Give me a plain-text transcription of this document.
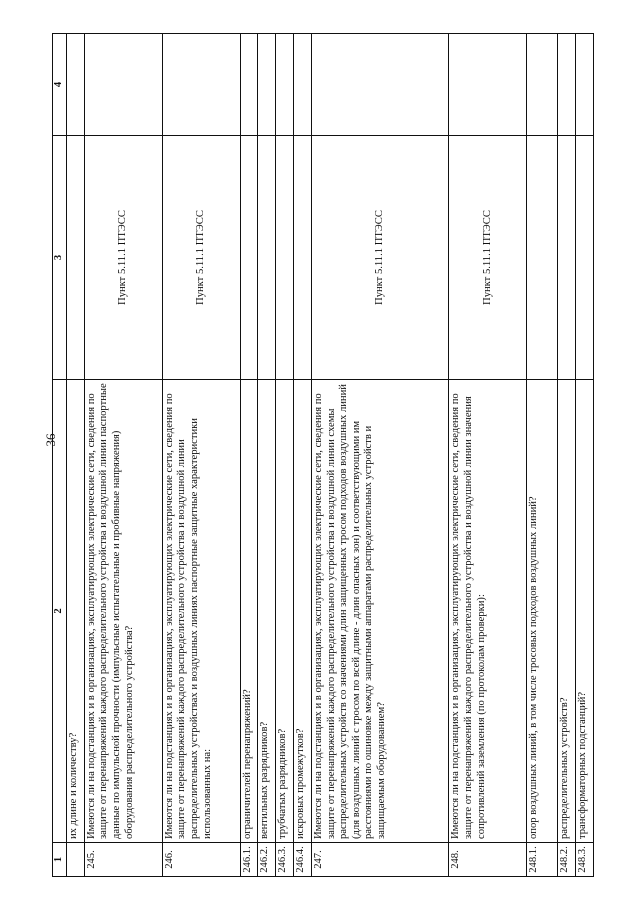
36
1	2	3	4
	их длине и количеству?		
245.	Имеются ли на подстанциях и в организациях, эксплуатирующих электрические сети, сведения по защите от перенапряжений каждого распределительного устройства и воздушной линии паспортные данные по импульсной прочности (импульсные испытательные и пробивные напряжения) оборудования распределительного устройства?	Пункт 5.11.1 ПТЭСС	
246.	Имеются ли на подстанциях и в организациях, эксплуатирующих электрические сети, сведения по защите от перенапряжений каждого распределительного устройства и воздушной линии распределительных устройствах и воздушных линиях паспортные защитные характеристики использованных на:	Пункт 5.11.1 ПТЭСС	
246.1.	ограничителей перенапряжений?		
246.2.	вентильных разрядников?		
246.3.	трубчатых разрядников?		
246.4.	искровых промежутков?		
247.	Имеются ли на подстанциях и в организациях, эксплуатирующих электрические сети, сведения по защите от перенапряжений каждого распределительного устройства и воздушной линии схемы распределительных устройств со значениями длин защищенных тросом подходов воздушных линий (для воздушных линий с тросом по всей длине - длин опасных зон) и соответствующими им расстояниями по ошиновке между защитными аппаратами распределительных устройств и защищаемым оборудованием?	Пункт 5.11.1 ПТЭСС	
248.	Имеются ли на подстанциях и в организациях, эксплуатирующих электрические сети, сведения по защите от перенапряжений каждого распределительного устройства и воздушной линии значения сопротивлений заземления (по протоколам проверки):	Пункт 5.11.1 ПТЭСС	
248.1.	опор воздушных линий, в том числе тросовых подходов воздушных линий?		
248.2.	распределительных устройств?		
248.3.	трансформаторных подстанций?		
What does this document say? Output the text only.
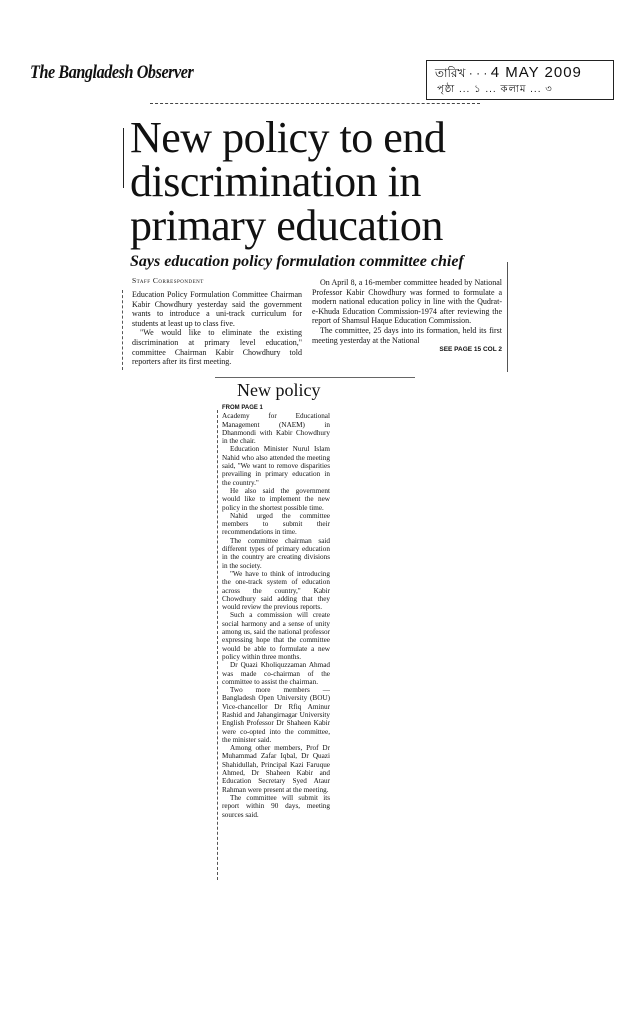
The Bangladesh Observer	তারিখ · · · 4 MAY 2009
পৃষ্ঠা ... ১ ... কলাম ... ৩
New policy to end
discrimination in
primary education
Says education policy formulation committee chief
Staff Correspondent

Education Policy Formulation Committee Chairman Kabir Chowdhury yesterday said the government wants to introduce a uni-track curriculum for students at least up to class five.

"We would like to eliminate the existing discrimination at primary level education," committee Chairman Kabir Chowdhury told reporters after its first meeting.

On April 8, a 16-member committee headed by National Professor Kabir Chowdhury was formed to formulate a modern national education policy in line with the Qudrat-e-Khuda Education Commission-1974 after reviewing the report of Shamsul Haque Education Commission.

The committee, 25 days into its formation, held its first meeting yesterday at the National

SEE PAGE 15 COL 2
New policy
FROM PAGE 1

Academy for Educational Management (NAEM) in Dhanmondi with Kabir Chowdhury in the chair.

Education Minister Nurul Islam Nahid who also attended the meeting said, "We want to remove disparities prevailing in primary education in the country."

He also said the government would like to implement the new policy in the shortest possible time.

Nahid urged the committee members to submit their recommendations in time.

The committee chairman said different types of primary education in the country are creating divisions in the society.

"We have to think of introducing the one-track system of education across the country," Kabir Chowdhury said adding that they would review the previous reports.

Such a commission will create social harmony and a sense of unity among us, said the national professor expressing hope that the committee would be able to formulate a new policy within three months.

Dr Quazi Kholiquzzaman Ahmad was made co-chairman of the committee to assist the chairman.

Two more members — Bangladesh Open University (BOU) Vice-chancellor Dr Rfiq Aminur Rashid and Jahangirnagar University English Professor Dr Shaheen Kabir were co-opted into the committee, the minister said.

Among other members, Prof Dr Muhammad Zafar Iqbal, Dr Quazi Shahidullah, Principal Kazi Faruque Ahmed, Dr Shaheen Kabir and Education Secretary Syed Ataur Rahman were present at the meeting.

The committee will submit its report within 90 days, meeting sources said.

▶ Given instruction:
Copy down every line of the entries containing the word "submit".

▶ Solution to this problem:
Nahid urged the committee members to submit their recommendations in time.
The committee will submit its report within 90 days, meeting sources said.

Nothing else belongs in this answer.